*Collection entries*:
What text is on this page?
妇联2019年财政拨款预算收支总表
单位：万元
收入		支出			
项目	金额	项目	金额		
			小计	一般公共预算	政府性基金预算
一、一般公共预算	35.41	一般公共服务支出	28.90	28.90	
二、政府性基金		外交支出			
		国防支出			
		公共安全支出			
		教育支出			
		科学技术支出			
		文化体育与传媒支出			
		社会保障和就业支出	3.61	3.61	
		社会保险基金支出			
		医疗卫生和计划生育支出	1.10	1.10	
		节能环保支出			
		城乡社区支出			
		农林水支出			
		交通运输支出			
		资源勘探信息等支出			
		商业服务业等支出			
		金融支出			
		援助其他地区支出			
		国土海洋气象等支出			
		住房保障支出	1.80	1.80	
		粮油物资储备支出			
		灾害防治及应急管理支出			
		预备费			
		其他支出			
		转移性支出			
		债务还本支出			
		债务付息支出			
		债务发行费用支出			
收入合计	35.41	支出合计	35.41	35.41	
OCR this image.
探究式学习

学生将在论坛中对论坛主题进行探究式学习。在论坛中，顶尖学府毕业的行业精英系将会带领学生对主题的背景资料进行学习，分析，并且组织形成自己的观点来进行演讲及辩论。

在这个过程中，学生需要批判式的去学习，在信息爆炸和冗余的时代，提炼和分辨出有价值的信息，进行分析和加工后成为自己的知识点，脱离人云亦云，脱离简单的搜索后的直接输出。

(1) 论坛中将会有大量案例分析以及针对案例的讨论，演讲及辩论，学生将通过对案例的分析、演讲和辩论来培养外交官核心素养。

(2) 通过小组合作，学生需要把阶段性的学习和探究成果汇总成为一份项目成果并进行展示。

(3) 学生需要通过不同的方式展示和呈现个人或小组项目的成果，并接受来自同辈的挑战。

*Problem details*:
Go through the records and gather the lines that hold "this".

*Final result*:
What text is on this page?
OCR this image.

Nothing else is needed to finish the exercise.